### Problem to work on
Scan the listing below for "zweiten", then report every line that has it.

### Data excerpts
=== Begin Enclosure ===
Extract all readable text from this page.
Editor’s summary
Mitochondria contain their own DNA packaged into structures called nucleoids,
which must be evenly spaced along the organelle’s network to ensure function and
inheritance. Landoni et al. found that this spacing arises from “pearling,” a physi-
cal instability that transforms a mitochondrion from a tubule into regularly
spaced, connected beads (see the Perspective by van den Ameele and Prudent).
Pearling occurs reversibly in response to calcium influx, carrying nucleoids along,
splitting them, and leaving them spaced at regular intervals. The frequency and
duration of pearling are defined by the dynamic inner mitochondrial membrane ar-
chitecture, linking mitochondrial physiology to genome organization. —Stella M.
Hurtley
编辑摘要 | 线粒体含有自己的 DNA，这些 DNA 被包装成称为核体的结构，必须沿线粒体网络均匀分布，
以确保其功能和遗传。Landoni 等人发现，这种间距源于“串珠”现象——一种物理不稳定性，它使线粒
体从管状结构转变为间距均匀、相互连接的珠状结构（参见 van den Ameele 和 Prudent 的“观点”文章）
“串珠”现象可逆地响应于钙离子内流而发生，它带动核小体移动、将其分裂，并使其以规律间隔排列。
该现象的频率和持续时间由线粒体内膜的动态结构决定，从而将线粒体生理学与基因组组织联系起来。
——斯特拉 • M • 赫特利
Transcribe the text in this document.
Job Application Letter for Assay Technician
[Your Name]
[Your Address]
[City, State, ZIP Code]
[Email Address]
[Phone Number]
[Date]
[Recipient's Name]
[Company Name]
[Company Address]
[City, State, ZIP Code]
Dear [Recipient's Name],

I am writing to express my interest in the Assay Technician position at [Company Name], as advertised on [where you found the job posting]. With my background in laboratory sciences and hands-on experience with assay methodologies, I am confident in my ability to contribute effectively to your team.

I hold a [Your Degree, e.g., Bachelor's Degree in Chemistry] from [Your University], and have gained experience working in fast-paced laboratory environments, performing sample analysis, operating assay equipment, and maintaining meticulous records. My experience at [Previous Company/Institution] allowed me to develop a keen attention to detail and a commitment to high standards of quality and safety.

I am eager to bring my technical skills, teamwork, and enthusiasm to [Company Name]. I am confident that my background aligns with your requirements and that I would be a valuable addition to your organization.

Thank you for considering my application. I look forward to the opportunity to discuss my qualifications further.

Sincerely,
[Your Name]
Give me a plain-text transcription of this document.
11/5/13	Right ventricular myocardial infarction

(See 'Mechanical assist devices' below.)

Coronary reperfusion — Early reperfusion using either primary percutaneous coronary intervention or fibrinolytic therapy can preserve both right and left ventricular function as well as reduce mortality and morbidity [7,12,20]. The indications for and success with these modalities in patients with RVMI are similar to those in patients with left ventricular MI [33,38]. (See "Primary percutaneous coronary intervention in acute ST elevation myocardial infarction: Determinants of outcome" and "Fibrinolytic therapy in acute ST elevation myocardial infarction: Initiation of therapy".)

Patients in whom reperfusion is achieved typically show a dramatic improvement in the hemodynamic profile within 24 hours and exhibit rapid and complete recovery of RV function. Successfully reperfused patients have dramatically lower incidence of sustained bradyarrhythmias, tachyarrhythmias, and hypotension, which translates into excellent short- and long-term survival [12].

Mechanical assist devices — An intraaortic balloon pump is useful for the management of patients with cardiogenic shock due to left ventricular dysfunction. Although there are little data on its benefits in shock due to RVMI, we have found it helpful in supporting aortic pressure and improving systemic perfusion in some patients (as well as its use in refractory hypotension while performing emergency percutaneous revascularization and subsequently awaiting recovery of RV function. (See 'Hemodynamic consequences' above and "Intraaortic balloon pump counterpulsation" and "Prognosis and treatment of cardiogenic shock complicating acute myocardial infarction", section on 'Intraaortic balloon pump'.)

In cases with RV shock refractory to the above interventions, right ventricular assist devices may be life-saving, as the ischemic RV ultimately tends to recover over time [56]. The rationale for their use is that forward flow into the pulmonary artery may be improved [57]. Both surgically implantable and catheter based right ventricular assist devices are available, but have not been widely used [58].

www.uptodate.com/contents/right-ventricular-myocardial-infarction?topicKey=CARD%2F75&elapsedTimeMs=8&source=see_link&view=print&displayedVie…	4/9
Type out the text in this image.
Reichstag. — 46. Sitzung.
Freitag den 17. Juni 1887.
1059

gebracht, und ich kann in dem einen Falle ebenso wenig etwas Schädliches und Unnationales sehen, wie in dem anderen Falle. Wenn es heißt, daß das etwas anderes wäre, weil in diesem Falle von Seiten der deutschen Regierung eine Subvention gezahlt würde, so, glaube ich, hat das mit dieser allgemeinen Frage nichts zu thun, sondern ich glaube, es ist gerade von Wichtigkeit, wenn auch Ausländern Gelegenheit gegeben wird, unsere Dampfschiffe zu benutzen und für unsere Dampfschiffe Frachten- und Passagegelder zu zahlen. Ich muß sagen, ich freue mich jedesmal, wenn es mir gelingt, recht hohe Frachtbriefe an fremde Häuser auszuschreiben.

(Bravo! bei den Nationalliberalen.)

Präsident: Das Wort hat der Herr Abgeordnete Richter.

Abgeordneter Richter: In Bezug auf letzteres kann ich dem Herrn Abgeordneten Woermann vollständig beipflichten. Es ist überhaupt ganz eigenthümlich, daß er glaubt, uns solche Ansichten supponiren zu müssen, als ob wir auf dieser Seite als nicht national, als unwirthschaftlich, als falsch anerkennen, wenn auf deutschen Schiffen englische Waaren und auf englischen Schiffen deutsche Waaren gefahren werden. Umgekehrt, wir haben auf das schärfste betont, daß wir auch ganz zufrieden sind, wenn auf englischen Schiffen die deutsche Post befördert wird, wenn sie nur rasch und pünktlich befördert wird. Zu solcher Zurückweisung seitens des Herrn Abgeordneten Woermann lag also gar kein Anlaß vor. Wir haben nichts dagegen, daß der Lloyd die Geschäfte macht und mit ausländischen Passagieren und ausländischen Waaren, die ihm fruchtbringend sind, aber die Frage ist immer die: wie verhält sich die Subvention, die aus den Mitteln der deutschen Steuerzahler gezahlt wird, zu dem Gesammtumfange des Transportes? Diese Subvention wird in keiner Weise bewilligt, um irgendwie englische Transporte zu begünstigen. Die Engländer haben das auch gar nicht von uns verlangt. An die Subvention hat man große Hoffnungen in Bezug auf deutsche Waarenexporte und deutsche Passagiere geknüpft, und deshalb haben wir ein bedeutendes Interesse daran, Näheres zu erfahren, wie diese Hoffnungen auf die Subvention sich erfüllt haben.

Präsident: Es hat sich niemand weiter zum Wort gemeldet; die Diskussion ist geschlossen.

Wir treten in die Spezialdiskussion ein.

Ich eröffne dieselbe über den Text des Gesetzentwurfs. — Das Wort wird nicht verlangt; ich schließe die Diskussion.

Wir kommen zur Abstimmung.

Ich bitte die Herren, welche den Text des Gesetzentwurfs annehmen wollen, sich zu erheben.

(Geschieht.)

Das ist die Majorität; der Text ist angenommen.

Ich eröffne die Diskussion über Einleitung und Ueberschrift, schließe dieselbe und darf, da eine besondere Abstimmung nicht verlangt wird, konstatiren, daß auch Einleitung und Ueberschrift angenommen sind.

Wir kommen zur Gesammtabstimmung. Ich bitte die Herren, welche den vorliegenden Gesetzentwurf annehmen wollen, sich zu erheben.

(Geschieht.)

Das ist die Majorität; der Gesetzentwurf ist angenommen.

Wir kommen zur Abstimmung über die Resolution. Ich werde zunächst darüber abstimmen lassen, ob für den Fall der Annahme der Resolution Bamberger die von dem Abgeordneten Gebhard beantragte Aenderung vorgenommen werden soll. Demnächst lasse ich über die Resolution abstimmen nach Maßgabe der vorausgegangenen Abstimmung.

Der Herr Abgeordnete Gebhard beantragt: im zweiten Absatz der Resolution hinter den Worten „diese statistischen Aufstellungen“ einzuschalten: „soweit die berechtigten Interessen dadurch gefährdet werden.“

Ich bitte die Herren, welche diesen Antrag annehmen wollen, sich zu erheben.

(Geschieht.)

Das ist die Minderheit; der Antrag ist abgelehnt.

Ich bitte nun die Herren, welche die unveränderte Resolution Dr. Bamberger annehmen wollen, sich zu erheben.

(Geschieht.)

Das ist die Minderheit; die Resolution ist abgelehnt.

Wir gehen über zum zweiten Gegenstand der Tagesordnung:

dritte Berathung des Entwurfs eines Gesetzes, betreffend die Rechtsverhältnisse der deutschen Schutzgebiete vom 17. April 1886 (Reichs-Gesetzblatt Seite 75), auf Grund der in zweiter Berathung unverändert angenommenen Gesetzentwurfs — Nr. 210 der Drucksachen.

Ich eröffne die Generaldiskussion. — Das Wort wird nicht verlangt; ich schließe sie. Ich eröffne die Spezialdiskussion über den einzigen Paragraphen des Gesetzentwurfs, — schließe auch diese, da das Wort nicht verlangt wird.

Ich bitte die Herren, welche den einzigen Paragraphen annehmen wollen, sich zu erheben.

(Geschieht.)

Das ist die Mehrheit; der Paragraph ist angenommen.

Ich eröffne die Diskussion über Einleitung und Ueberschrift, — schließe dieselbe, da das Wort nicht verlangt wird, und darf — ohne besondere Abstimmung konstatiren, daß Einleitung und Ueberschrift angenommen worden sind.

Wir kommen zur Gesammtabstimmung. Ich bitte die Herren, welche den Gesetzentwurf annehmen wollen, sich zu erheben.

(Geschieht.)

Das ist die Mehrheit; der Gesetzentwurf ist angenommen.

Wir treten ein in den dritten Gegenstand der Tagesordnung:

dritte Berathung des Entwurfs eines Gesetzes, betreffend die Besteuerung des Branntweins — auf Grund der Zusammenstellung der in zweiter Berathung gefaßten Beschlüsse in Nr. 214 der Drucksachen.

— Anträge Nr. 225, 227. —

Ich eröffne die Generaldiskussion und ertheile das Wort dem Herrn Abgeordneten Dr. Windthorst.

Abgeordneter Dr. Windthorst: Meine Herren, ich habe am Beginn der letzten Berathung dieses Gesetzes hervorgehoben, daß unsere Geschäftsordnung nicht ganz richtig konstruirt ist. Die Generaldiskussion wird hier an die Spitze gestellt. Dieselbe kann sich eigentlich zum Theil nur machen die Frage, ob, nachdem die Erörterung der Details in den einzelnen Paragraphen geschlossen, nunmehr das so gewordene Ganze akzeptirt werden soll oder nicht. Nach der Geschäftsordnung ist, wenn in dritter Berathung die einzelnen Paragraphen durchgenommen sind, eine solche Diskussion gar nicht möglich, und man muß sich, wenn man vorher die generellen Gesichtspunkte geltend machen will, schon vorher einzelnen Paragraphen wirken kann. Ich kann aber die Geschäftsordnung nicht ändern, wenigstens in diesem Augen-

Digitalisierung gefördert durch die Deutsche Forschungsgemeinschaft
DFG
=== End Enclosure ===
### Output below
Der Herr Abgeordnete Gebhard beantragt: im zweiten Absatz der Resolution hinter den Worten „diese statistischen Aufstellungen“ einzuschalten: „soweit die berechtigten Interessen dadurch gefährdet werden.“
Wir gehen über zum zweiten Gegenstand der Tagesordnung:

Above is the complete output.